▶ [Brief]: In the entries below, find every line holding the string "Research" and collect it.

-- -- --

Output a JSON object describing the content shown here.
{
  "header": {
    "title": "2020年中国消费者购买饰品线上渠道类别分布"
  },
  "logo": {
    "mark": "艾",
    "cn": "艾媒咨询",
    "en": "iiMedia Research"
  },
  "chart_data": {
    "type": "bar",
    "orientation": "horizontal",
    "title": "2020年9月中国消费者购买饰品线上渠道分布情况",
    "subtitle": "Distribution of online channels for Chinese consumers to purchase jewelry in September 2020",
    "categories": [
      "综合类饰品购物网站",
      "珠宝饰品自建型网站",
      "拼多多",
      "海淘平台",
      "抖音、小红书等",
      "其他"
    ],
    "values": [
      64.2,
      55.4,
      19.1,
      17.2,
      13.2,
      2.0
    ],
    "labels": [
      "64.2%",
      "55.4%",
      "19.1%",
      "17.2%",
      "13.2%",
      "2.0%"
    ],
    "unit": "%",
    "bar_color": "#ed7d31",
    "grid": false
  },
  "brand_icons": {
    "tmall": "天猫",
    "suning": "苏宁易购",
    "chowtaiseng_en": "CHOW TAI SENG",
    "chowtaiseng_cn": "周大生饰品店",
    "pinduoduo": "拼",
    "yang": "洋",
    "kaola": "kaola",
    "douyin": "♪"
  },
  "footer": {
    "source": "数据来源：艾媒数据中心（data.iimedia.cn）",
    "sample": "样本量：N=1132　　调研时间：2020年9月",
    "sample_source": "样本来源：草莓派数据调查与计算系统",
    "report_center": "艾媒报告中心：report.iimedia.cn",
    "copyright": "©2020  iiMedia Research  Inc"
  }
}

-- -- --

▶ [Reply]:
    "en": "iiMedia Research"
    "copyright": "©2020  iiMedia Research  Inc"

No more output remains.